Set problem: Pull each line holding "JSON" out of the entries below.

╔══

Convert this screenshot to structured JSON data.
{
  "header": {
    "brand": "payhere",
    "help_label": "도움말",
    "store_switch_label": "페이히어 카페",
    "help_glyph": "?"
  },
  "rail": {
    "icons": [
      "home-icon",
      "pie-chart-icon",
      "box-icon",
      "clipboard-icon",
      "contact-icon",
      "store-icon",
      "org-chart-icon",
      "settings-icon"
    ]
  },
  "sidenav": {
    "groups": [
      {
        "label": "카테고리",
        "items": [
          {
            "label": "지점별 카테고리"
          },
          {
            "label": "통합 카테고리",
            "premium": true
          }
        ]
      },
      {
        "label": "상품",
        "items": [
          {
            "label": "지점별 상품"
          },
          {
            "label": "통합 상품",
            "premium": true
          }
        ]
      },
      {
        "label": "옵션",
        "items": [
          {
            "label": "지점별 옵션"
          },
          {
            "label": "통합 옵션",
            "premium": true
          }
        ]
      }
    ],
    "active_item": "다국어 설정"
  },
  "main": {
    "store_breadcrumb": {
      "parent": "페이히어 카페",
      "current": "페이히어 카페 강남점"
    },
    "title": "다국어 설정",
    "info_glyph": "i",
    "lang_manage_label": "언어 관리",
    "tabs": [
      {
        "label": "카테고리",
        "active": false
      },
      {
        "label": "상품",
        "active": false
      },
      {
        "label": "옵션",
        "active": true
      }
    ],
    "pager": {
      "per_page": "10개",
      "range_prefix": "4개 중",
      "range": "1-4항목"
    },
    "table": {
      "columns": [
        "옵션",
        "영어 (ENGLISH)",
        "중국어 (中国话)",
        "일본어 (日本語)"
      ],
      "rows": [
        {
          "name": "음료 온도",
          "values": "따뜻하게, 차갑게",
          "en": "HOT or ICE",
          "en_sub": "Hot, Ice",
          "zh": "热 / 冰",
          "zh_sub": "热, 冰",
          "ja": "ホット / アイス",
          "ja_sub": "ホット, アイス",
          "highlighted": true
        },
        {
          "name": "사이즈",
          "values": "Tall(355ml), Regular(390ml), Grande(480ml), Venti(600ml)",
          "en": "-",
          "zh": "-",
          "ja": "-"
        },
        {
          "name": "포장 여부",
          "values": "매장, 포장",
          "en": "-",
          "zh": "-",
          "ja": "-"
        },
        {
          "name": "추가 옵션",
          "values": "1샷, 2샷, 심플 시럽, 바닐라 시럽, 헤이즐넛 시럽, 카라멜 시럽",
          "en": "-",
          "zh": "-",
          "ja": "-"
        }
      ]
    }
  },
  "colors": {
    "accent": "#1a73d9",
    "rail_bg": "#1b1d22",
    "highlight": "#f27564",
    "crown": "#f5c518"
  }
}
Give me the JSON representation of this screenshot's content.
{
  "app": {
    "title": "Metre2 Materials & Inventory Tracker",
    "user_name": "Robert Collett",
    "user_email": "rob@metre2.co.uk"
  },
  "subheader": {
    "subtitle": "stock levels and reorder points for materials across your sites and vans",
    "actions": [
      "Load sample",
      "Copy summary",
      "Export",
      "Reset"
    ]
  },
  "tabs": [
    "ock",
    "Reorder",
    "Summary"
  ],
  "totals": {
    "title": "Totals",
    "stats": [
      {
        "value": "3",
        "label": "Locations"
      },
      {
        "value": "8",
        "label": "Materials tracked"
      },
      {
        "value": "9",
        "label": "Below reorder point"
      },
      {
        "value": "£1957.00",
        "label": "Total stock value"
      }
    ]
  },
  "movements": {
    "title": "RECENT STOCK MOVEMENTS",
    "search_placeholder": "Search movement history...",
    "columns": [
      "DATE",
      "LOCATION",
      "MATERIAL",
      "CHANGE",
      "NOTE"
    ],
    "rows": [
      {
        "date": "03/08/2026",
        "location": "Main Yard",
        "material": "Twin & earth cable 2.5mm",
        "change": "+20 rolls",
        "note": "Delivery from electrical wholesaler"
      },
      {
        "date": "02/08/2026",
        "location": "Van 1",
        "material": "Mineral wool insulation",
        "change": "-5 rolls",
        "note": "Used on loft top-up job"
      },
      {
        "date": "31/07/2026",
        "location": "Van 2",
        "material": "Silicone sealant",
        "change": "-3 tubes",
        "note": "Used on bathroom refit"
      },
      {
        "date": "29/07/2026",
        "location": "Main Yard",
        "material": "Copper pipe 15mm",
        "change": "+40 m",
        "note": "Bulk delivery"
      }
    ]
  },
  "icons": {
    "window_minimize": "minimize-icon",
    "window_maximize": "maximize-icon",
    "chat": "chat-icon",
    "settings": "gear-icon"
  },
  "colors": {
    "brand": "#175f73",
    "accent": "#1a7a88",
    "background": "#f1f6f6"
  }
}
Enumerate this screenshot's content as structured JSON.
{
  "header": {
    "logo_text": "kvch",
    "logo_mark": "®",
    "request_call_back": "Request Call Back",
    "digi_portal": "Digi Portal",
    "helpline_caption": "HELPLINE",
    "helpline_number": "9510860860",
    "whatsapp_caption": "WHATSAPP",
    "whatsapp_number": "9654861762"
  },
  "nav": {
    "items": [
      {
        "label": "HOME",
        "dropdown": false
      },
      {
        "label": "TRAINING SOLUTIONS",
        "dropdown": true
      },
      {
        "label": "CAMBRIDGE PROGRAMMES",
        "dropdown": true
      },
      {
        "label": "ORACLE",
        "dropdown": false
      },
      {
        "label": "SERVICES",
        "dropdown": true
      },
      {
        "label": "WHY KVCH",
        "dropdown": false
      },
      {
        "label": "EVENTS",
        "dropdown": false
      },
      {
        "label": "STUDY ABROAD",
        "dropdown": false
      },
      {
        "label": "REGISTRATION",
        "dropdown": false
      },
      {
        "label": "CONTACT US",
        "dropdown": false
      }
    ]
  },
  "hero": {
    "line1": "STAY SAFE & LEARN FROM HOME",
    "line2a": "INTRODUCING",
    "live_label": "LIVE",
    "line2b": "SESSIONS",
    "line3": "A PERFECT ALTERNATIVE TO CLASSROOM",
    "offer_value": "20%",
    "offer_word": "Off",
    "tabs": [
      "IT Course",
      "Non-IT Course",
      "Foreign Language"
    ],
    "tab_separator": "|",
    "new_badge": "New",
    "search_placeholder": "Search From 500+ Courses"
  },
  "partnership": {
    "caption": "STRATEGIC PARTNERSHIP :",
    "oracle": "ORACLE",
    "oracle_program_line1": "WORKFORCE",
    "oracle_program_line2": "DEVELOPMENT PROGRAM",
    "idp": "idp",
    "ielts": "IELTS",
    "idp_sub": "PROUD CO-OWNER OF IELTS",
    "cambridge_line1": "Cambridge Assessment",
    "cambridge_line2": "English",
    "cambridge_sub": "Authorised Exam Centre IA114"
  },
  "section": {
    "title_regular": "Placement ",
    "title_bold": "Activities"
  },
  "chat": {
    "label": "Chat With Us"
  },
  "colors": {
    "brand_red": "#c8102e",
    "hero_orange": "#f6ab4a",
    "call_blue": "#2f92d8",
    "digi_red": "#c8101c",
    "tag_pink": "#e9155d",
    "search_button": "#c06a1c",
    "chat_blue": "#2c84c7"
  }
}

╚══

Task response:
Convert this screenshot to structured JSON data.
Give me the JSON representation of this screenshot's content.
Enumerate this screenshot's content as structured JSON.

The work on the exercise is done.